Exercise description | Look through the records below, and copy out every line that holds the string "date".

Collection entries |
□ □ □
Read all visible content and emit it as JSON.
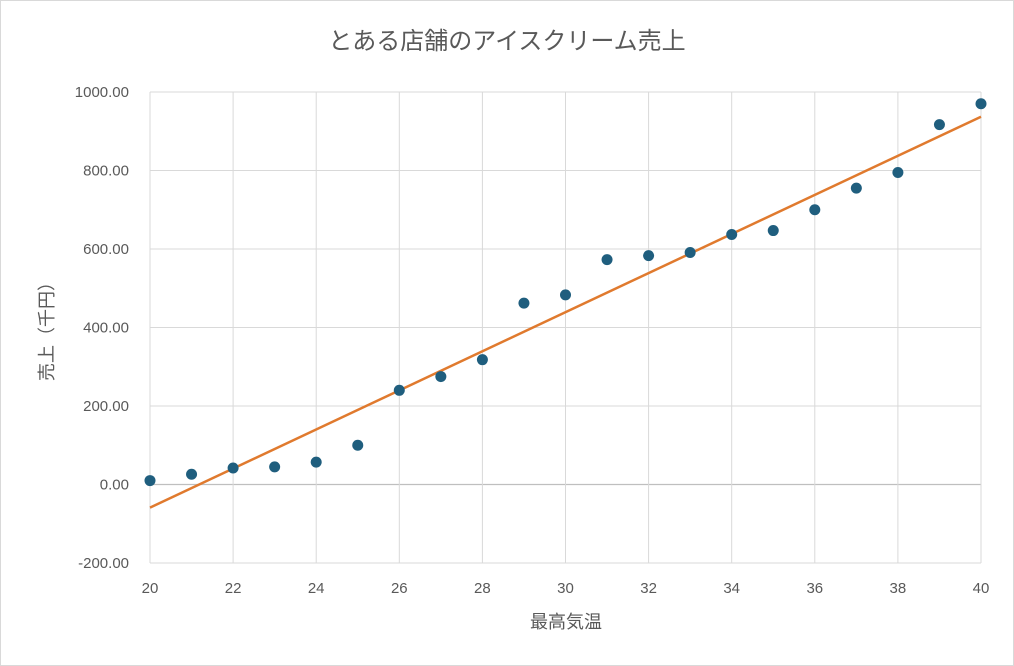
{
  "chart_data": {
    "type": "scatter",
    "title": "とある店舗のアイスクリーム売上",
    "xlabel": "最高気温",
    "ylabel": "売上（千円）",
    "xlim": [
      20,
      40
    ],
    "ylim": [
      -200,
      1000
    ],
    "x_ticks": [
      20,
      22,
      24,
      26,
      28,
      30,
      32,
      34,
      36,
      38,
      40
    ],
    "y_ticks": [
      "-200.00",
      "0.00",
      "200.00",
      "400.00",
      "600.00",
      "800.00",
      "1000.00"
    ],
    "grid": true,
    "colors": {
      "points": "#1f5e7e",
      "trendline": "#e07a2e"
    },
    "series": [
      {
        "x": [
          20,
          21,
          22,
          23,
          24,
          25,
          26,
          27,
          28,
          29,
          30,
          31,
          32,
          33,
          34,
          35,
          36,
          37,
          38,
          39,
          40
        ],
        "y": [
          10,
          26,
          42,
          45,
          57,
          100,
          240,
          275,
          318,
          462,
          483,
          573,
          583,
          591,
          637,
          647,
          700,
          755,
          795,
          917,
          970
        ]
      }
    ],
    "trendline": {
      "type": "linear",
      "x": [
        20,
        40
      ],
      "y": [
        -59,
        937
      ]
    }
  }
}
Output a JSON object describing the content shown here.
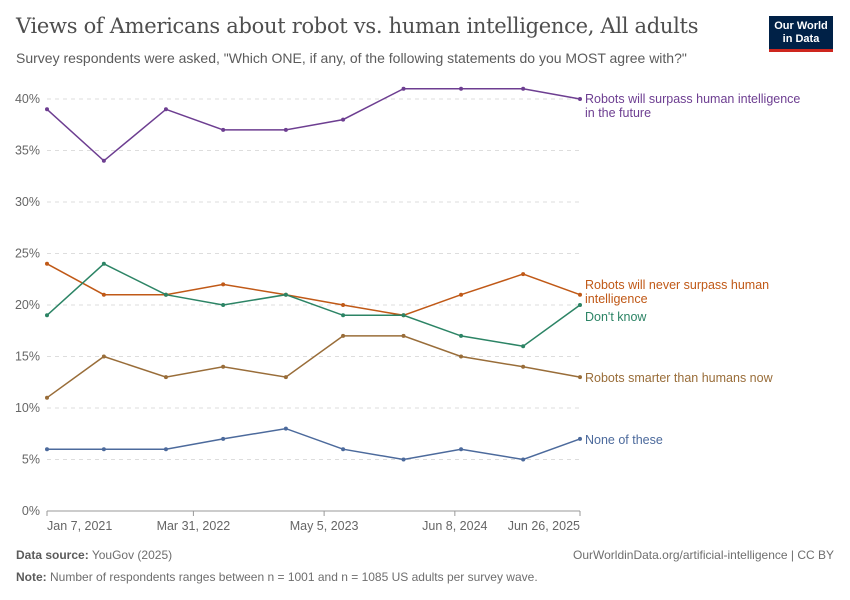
{
  "header": {
    "title": "Views of Americans about robot vs. human intelligence, All adults",
    "subtitle": "Survey respondents were asked, \"Which ONE, if any, of the following statements do you MOST agree with?\"",
    "logo": "Our World in Data"
  },
  "footer": {
    "source_label": "Data source:",
    "source": "YouGov (2025)",
    "url": "OurWorldinData.org/artificial-intelligence | CC BY",
    "note_label": "Note:",
    "note": "Number of respondents ranges between n = 1001 and n = 1085 US adults per survey wave."
  },
  "chart_data": {
    "type": "line",
    "ylim": [
      0,
      40
    ],
    "y_ticks": [
      "0%",
      "5%",
      "10%",
      "15%",
      "20%",
      "25%",
      "30%",
      "35%",
      "40%"
    ],
    "x_ticks": [
      {
        "date": "2021-01-07",
        "label": "Jan 7, 2021"
      },
      {
        "date": "2022-03-31",
        "label": "Mar 31, 2022"
      },
      {
        "date": "2023-05-05",
        "label": "May 5, 2023"
      },
      {
        "date": "2024-06-08",
        "label": "Jun 8, 2024"
      },
      {
        "date": "2025-06-26",
        "label": "Jun 26, 2025"
      }
    ],
    "xlim": [
      "2021-01-07",
      "2025-06-26"
    ],
    "grid": true,
    "x": [
      "2021-01-07",
      "2021-06-30",
      "2022-01-06",
      "2022-06-30",
      "2023-01-08",
      "2023-07-02",
      "2024-01-03",
      "2024-06-27",
      "2025-01-03",
      "2025-06-26"
    ],
    "series": [
      {
        "name": "Robots will surpass human intelligence in the future",
        "label_lines": [
          "Robots will surpass human intelligence",
          "in the future"
        ],
        "color": "#6d3e91",
        "values": [
          39,
          34,
          39,
          37,
          37,
          38,
          41,
          41,
          41,
          40
        ]
      },
      {
        "name": "Robots will never surpass human intelligence",
        "label_lines": [
          "Robots will never surpass human",
          "intelligence"
        ],
        "color": "#c05917",
        "values": [
          24,
          21,
          21,
          22,
          21,
          20,
          19,
          21,
          23,
          21
        ]
      },
      {
        "name": "Don't know",
        "label_lines": [
          "Don't know"
        ],
        "color": "#2c8465",
        "values": [
          19,
          24,
          21,
          20,
          21,
          19,
          19,
          17,
          16,
          20
        ]
      },
      {
        "name": "Robots smarter than humans now",
        "label_lines": [
          "Robots smarter than humans now"
        ],
        "color": "#996d39",
        "values": [
          11,
          15,
          13,
          14,
          13,
          17,
          17,
          15,
          14,
          13
        ]
      },
      {
        "name": "None of these",
        "label_lines": [
          "None of these"
        ],
        "color": "#4c6a9c",
        "values": [
          6,
          6,
          6,
          7,
          8,
          6,
          5,
          6,
          5,
          7
        ]
      }
    ]
  }
}
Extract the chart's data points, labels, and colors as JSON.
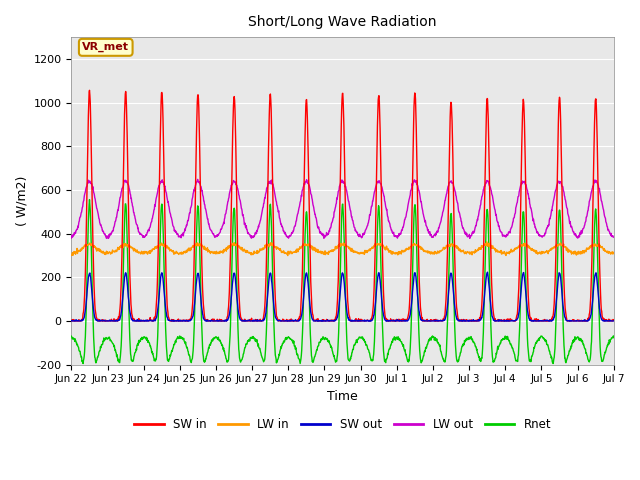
{
  "title": "Short/Long Wave Radiation",
  "xlabel": "Time",
  "ylabel": "( W/m2)",
  "ylim": [
    -200,
    1300
  ],
  "yticks": [
    -200,
    0,
    200,
    400,
    600,
    800,
    1000,
    1200
  ],
  "x_tick_labels": [
    "Jun 22",
    "Jun 23",
    "Jun 24",
    "Jun 25",
    "Jun 26",
    "Jun 27",
    "Jun 28",
    "Jun 29",
    "Jun 30",
    "Jul 1",
    "Jul 2",
    "Jul 3",
    "Jul 4",
    "Jul 5",
    "Jul 6",
    "Jul 7"
  ],
  "legend_labels": [
    "SW in",
    "LW in",
    "SW out",
    "LW out",
    "Rnet"
  ],
  "line_colors": [
    "#ff0000",
    "#ff9900",
    "#0000cc",
    "#cc00cc",
    "#00cc00"
  ],
  "annotation_text": "VR_met",
  "annotation_bg": "#ffffcc",
  "annotation_border": "#cc9900",
  "n_days": 15,
  "pts_per_day": 96,
  "sw_in_peak": [
    1055,
    1050,
    1050,
    1040,
    1030,
    1040,
    1010,
    1045,
    1035,
    1045,
    1000,
    1020,
    1010,
    1025,
    1020
  ],
  "lw_in_night": 310,
  "lw_in_day_add": 40,
  "sw_out_peak": 220,
  "lw_out_night": 380,
  "lw_out_day_peak": 640,
  "rnet_night": -80,
  "rnet_day_peak": 590
}
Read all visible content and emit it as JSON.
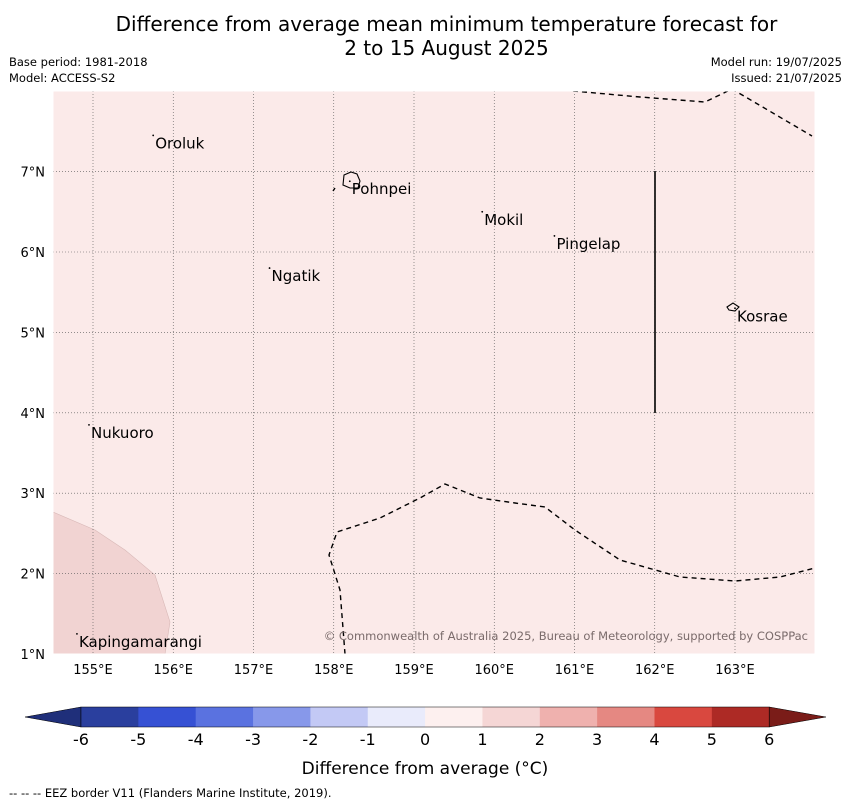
{
  "title": {
    "line1": "Difference from average mean minimum temperature forecast for",
    "line2": "2 to 15 August 2025"
  },
  "meta": {
    "base_period": "Base period: 1981-2018",
    "model": "Model: ACCESS-S2",
    "model_run": "Model run: 19/07/2025",
    "issued": "Issued: 21/07/2025"
  },
  "map": {
    "lon_labels": [
      "155°E",
      "156°E",
      "157°E",
      "158°E",
      "159°E",
      "160°E",
      "161°E",
      "162°E",
      "163°E"
    ],
    "lat_labels": [
      "7°N",
      "6°N",
      "5°N",
      "4°N",
      "3°N",
      "2°N",
      "1°N"
    ],
    "background_color": "#fbeae9",
    "shade_color": "#f1d3d2",
    "places": [
      {
        "name": "Oroluk",
        "lon": 155.75,
        "lat": 7.45
      },
      {
        "name": "Pohnpei",
        "lon": 158.2,
        "lat": 6.88
      },
      {
        "name": "Mokil",
        "lon": 159.85,
        "lat": 6.5
      },
      {
        "name": "Pingelap",
        "lon": 160.75,
        "lat": 6.2
      },
      {
        "name": "Ngatik",
        "lon": 157.2,
        "lat": 5.8
      },
      {
        "name": "Kosrae",
        "lon": 163.0,
        "lat": 5.3
      },
      {
        "name": "Nukuoro",
        "lon": 154.95,
        "lat": 3.85
      },
      {
        "name": "Kapingamarangi",
        "lon": 154.8,
        "lat": 1.25
      }
    ],
    "copyright": "© Commonwealth of Australia 2025, Bureau of Meteorology, supported by COSPPac"
  },
  "colorbar": {
    "ticks": [
      "-6",
      "-5",
      "-4",
      "-3",
      "-2",
      "-1",
      "0",
      "1",
      "2",
      "3",
      "4",
      "5",
      "6"
    ],
    "colors": [
      "#2a3f9e",
      "#3651d4",
      "#5a72e0",
      "#8798ea",
      "#c3c9f5",
      "#e9ebfb",
      "#fdf0ef",
      "#f5d6d5",
      "#efb1ae",
      "#e58882",
      "#d9483f",
      "#ad2a25"
    ],
    "under_color": "#1f2f7a",
    "over_color": "#7a1c18",
    "label": "Difference from average (°C)"
  },
  "footer_note": "--  --  -- EEZ border V11 (Flanders Marine Institute, 2019)."
}
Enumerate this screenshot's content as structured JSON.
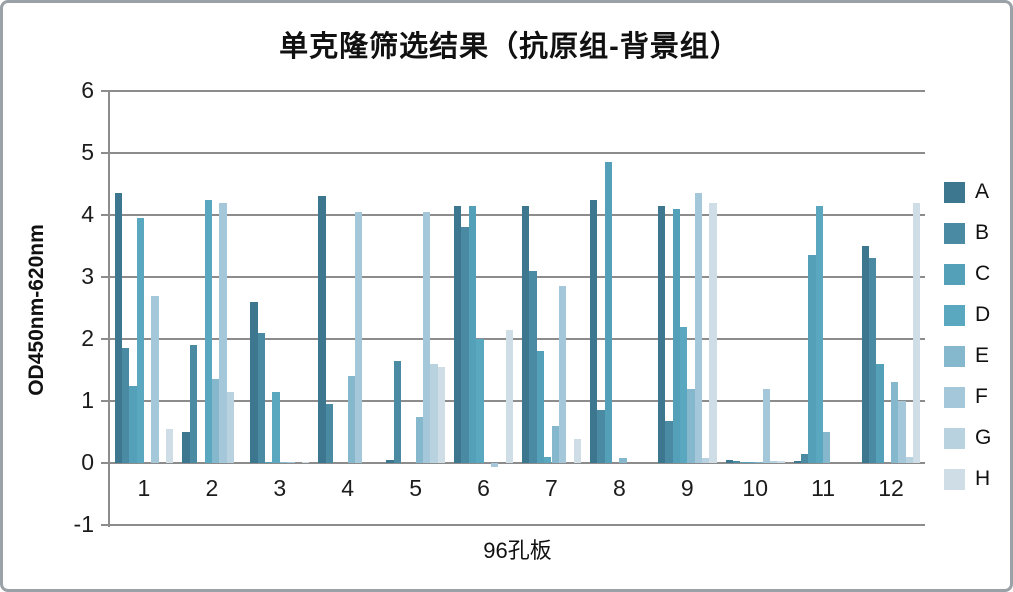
{
  "chart_data": {
    "type": "bar",
    "title": "单克隆筛选结果（抗原组-背景组）",
    "xlabel": "96孔板",
    "ylabel": "OD450nm-620nm",
    "ylim": [
      -1,
      6
    ],
    "y_ticks": [
      6,
      5,
      4,
      3,
      2,
      1,
      0,
      -1
    ],
    "grid": "horizontal",
    "legend_position": "right",
    "categories": [
      "1",
      "2",
      "3",
      "4",
      "5",
      "6",
      "7",
      "8",
      "9",
      "10",
      "11",
      "12"
    ],
    "series": [
      {
        "name": "A",
        "color": "#3C768F",
        "values": [
          4.35,
          0.5,
          2.6,
          4.3,
          0.05,
          4.15,
          4.15,
          4.25,
          4.15,
          0.05,
          0.03,
          3.5
        ]
      },
      {
        "name": "B",
        "color": "#4A8BA3",
        "values": [
          1.85,
          1.9,
          2.1,
          0.95,
          1.65,
          3.8,
          3.1,
          0.85,
          0.68,
          0.03,
          0.15,
          3.3
        ]
      },
      {
        "name": "C",
        "color": "#54A0B8",
        "values": [
          1.25,
          0,
          0.02,
          0,
          0,
          4.15,
          1.8,
          4.85,
          4.1,
          0.02,
          3.35,
          1.6
        ]
      },
      {
        "name": "D",
        "color": "#5AA7C0",
        "values": [
          3.95,
          4.25,
          1.15,
          0,
          0,
          2.0,
          0.1,
          0,
          2.2,
          0.02,
          4.15,
          0
        ]
      },
      {
        "name": "E",
        "color": "#85B8CD",
        "values": [
          0,
          1.35,
          0.02,
          1.4,
          0.75,
          0,
          0.6,
          0.08,
          1.2,
          0.02,
          0.5,
          1.3
        ]
      },
      {
        "name": "F",
        "color": "#A4C8DA",
        "values": [
          2.7,
          4.2,
          0.02,
          4.05,
          4.05,
          -0.07,
          2.85,
          0,
          4.35,
          1.2,
          0,
          1.0
        ]
      },
      {
        "name": "G",
        "color": "#B9D2DF",
        "values": [
          0,
          1.15,
          0,
          0,
          1.6,
          0,
          0,
          0,
          0.08,
          0.04,
          0,
          0.1
        ]
      },
      {
        "name": "H",
        "color": "#CFDEE6",
        "values": [
          0.55,
          0,
          0.02,
          0,
          1.55,
          2.15,
          0.38,
          0,
          4.2,
          0.04,
          0,
          4.2
        ]
      }
    ],
    "gridline_color": "#8c8c8c"
  }
}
□ □ □
Solution to the exercise |
        "date": "2021-01-07",
        "date": "2022-03-31",
        "date": "2023-05-05",
        "date": "2024-06-08",
        "date": "2025-06-26",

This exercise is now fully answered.